## WHAT THE TASK REQUIRES
Please copy every one of the following entries word for word, keeping each line in its original order.

* begin RECORDS PROVIDED *

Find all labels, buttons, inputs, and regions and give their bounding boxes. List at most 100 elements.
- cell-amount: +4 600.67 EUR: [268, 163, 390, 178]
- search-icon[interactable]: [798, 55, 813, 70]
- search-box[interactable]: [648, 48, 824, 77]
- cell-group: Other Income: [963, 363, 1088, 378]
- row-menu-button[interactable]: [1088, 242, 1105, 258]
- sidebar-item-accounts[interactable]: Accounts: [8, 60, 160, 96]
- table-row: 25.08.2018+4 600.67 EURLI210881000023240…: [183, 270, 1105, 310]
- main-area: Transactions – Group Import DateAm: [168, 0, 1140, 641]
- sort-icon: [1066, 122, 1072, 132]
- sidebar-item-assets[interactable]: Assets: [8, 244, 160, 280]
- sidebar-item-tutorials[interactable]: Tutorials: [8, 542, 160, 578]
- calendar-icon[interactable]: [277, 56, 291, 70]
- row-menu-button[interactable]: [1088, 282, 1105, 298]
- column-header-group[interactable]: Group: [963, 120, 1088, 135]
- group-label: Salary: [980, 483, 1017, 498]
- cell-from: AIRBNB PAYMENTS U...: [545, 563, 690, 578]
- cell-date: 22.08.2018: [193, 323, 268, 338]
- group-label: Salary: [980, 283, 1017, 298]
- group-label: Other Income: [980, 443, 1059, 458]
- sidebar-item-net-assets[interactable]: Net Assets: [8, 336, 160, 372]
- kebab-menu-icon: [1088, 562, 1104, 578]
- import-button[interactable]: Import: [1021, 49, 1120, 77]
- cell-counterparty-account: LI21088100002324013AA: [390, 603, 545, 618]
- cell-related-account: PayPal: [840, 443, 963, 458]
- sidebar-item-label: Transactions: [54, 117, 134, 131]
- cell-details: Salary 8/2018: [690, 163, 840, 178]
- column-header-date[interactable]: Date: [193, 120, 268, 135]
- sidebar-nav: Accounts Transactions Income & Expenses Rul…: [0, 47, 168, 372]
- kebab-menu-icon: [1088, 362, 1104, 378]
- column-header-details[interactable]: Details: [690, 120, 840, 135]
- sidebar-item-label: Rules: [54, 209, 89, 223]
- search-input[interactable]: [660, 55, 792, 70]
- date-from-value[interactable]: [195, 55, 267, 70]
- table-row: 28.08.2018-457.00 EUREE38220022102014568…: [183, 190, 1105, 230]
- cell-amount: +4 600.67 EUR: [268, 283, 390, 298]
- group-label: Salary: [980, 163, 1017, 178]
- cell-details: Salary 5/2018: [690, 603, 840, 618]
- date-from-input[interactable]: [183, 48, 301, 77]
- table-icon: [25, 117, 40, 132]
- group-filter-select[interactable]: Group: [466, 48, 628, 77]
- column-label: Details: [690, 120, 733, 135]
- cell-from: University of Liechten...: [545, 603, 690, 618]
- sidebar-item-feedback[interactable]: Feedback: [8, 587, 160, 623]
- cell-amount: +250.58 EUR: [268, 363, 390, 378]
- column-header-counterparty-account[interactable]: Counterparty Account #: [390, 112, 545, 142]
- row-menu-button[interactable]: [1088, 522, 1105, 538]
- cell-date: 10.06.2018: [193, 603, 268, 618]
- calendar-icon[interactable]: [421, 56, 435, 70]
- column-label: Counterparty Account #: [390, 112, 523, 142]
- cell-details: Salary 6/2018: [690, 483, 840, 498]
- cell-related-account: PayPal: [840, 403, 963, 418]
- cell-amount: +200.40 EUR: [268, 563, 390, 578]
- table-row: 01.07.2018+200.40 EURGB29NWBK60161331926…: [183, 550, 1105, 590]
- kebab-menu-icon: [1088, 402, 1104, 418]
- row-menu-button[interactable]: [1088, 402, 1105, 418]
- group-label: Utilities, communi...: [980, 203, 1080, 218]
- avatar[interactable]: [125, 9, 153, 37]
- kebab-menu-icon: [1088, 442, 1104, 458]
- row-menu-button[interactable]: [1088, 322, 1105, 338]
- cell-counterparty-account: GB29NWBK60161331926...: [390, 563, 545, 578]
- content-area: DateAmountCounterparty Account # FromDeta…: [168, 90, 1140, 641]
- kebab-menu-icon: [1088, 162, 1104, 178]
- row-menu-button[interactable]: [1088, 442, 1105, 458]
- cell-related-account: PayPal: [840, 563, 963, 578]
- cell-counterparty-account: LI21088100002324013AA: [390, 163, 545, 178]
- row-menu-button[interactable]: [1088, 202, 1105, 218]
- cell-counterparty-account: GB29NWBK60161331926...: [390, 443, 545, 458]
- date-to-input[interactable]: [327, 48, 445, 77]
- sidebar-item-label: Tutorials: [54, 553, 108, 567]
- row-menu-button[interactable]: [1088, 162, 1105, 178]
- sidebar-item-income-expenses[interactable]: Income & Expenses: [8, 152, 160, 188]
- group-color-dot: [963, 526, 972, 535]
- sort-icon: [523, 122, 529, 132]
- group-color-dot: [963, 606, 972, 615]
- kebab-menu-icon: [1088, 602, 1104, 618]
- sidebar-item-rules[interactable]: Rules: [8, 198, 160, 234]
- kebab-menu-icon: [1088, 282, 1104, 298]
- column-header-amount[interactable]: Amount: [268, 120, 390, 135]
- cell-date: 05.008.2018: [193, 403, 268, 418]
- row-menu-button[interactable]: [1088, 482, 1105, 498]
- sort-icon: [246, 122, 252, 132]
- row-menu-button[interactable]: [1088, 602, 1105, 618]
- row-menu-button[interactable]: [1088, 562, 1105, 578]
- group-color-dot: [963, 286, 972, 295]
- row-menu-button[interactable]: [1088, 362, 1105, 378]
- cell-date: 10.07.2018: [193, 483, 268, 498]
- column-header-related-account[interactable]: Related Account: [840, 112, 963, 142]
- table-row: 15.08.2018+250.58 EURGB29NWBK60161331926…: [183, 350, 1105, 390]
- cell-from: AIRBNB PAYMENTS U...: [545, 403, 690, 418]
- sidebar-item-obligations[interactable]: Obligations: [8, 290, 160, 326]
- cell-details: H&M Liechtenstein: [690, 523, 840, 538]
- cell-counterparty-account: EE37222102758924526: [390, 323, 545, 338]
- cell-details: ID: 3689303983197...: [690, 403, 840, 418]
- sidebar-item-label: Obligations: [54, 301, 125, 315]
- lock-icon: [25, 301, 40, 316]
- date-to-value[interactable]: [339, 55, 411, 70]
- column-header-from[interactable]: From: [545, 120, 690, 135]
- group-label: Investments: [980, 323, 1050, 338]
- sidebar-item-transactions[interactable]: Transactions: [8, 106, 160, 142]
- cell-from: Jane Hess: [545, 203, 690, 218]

* end RECORDS PROVIDED *

## CORRECT ANSWER
Find all labels, buttons, inputs, and regions and give their bounding boxes. List at most 100 elements.
- cell-amount: +4 600.67 EUR: [268, 163, 390, 178]
- search-icon[interactable]: [798, 55, 813, 70]
- search-box[interactable]: [648, 48, 824, 77]
- cell-group: Other Income: [963, 363, 1088, 378]
- row-menu-button[interactable]: [1088, 242, 1105, 258]
- sidebar-item-accounts[interactable]: Accounts: [8, 60, 160, 96]
- table-row: 25.08.2018+4 600.67 EURLI210881000023240…: [183, 270, 1105, 310]
- main-area: Transactions – Group Import DateAm: [168, 0, 1140, 641]
- sort-icon: [1066, 122, 1072, 132]
- sidebar-item-assets[interactable]: Assets: [8, 244, 160, 280]
- sidebar-item-tutorials[interactable]: Tutorials: [8, 542, 160, 578]
- calendar-icon[interactable]: [277, 56, 291, 70]
- row-menu-button[interactable]: [1088, 282, 1105, 298]
- column-header-group[interactable]: Group: [963, 120, 1088, 135]
- group-label: Salary: [980, 483, 1017, 498]
- cell-from: AIRBNB PAYMENTS U...: [545, 563, 690, 578]
- cell-date: 22.08.2018: [193, 323, 268, 338]
- group-label: Salary: [980, 283, 1017, 298]
- group-label: Other Income: [980, 443, 1059, 458]
- sidebar-item-net-assets[interactable]: Net Assets: [8, 336, 160, 372]
- kebab-menu-icon: [1088, 562, 1104, 578]
- import-button[interactable]: Import: [1021, 49, 1120, 77]
- cell-counterparty-account: LI21088100002324013AA: [390, 603, 545, 618]
- cell-related-account: PayPal: [840, 443, 963, 458]
- sidebar-item-label: Transactions: [54, 117, 134, 131]
- cell-details: Salary 8/2018: [690, 163, 840, 178]
- column-header-date[interactable]: Date: [193, 120, 268, 135]
- sidebar-nav: Accounts Transactions Income & Expenses Rul…: [0, 47, 168, 372]
- kebab-menu-icon: [1088, 362, 1104, 378]
- column-header-details[interactable]: Details: [690, 120, 840, 135]
- sidebar-item-label: Rules: [54, 209, 89, 223]
- search-input[interactable]: [660, 55, 792, 70]
- date-from-value[interactable]: [195, 55, 267, 70]
- table-row: 28.08.2018-457.00 EUREE38220022102014568…: [183, 190, 1105, 230]
- cell-amount: +4 600.67 EUR: [268, 283, 390, 298]
- group-label: Salary: [980, 163, 1017, 178]
- cell-details: Salary 5/2018: [690, 603, 840, 618]
- date-from-input[interactable]: [183, 48, 301, 77]
- table-icon: [25, 117, 40, 132]
- group-filter-select[interactable]: Group: [466, 48, 628, 77]
- column-label: Details: [690, 120, 733, 135]
- cell-from: University of Liechten...: [545, 603, 690, 618]
- sidebar-item-feedback[interactable]: Feedback: [8, 587, 160, 623]
- cell-amount: +250.58 EUR: [268, 363, 390, 378]
- column-header-counterparty-account[interactable]: Counterparty Account #: [390, 112, 545, 142]
- row-menu-button[interactable]: [1088, 522, 1105, 538]
- cell-date: 10.06.2018: [193, 603, 268, 618]
- calendar-icon[interactable]: [421, 56, 435, 70]
- column-label: Counterparty Account #: [390, 112, 523, 142]
- cell-details: Salary 6/2018: [690, 483, 840, 498]
- cell-related-account: PayPal: [840, 403, 963, 418]
- cell-amount: +200.40 EUR: [268, 563, 390, 578]
- table-row: 01.07.2018+200.40 EURGB29NWBK60161331926…: [183, 550, 1105, 590]
- kebab-menu-icon: [1088, 402, 1104, 418]
- row-menu-button[interactable]: [1088, 402, 1105, 418]
- group-label: Utilities, communi...: [980, 203, 1080, 218]
- avatar[interactable]: [125, 9, 153, 37]
- kebab-menu-icon: [1088, 442, 1104, 458]
- row-menu-button[interactable]: [1088, 322, 1105, 338]
- cell-counterparty-account: GB29NWBK60161331926...: [390, 563, 545, 578]
- content-area: DateAmountCounterparty Account # FromDeta…: [168, 90, 1140, 641]
- kebab-menu-icon: [1088, 162, 1104, 178]
- row-menu-button[interactable]: [1088, 442, 1105, 458]
- cell-related-account: PayPal: [840, 563, 963, 578]
- cell-counterparty-account: LI21088100002324013AA: [390, 163, 545, 178]
- row-menu-button[interactable]: [1088, 202, 1105, 218]
- cell-counterparty-account: GB29NWBK60161331926...: [390, 443, 545, 458]
- date-to-input[interactable]: [327, 48, 445, 77]
- sidebar-item-label: Tutorials: [54, 553, 108, 567]
- row-menu-button[interactable]: [1088, 162, 1105, 178]
- sidebar-item-income-expenses[interactable]: Income & Expenses: [8, 152, 160, 188]
- group-color-dot: [963, 526, 972, 535]
- sort-icon: [523, 122, 529, 132]
- group-color-dot: [963, 606, 972, 615]
- kebab-menu-icon: [1088, 602, 1104, 618]
- sidebar-item-rules[interactable]: Rules: [8, 198, 160, 234]
- kebab-menu-icon: [1088, 282, 1104, 298]
- column-header-amount[interactable]: Amount: [268, 120, 390, 135]
- cell-date: 05.008.2018: [193, 403, 268, 418]
- row-menu-button[interactable]: [1088, 482, 1105, 498]
- sort-icon: [246, 122, 252, 132]
- row-menu-button[interactable]: [1088, 602, 1105, 618]
- row-menu-button[interactable]: [1088, 562, 1105, 578]
- group-color-dot: [963, 286, 972, 295]
- row-menu-button[interactable]: [1088, 362, 1105, 378]
- cell-date: 10.07.2018: [193, 483, 268, 498]
- column-header-related-account[interactable]: Related Account: [840, 112, 963, 142]
- table-row: 15.08.2018+250.58 EURGB29NWBK60161331926…: [183, 350, 1105, 390]
- cell-from: AIRBNB PAYMENTS U...: [545, 403, 690, 418]
- sidebar-item-obligations[interactable]: Obligations: [8, 290, 160, 326]
- cell-details: H&M Liechtenstein: [690, 523, 840, 538]
- cell-counterparty-account: EE37222102758924526: [390, 323, 545, 338]
- cell-details: ID: 3689303983197...: [690, 403, 840, 418]
- sidebar-item-label: Obligations: [54, 301, 125, 315]
- lock-icon: [25, 301, 40, 316]
- date-to-value[interactable]: [339, 55, 411, 70]
- column-header-from[interactable]: From: [545, 120, 690, 135]
- group-label: Investments: [980, 323, 1050, 338]
- sidebar-item-transactions[interactable]: Transactions: [8, 106, 160, 142]
- cell-from: Jane Hess: [545, 203, 690, 218]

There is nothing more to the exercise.